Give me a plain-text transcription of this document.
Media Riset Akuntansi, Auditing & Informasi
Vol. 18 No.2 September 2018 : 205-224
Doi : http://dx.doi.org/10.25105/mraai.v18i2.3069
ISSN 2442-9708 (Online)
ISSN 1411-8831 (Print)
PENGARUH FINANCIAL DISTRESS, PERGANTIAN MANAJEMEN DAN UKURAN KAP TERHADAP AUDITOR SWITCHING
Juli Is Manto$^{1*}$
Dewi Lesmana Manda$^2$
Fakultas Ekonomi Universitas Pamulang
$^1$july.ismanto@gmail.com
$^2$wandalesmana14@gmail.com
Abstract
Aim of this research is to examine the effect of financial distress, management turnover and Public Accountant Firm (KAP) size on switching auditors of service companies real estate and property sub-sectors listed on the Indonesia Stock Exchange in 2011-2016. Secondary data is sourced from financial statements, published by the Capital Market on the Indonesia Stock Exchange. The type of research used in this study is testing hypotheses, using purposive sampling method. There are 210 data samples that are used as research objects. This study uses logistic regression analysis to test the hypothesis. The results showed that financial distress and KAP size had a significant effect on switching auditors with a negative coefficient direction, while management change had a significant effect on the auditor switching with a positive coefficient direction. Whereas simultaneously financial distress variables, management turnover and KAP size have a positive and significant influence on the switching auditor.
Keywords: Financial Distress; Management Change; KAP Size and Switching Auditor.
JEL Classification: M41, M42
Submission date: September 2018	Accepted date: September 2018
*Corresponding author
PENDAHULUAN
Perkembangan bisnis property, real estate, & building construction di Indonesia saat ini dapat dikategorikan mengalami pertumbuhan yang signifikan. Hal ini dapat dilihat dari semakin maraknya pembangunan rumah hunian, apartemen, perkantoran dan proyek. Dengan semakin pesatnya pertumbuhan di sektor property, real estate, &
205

========

■ **REQUIRED WORK**: Return every line in the listing that contains the word "September".

■ **TASK SOLUTION**:
Vol. 18 No.2 September 2018 : 205-224
Submission date: September 2018	Accepted date: September 2018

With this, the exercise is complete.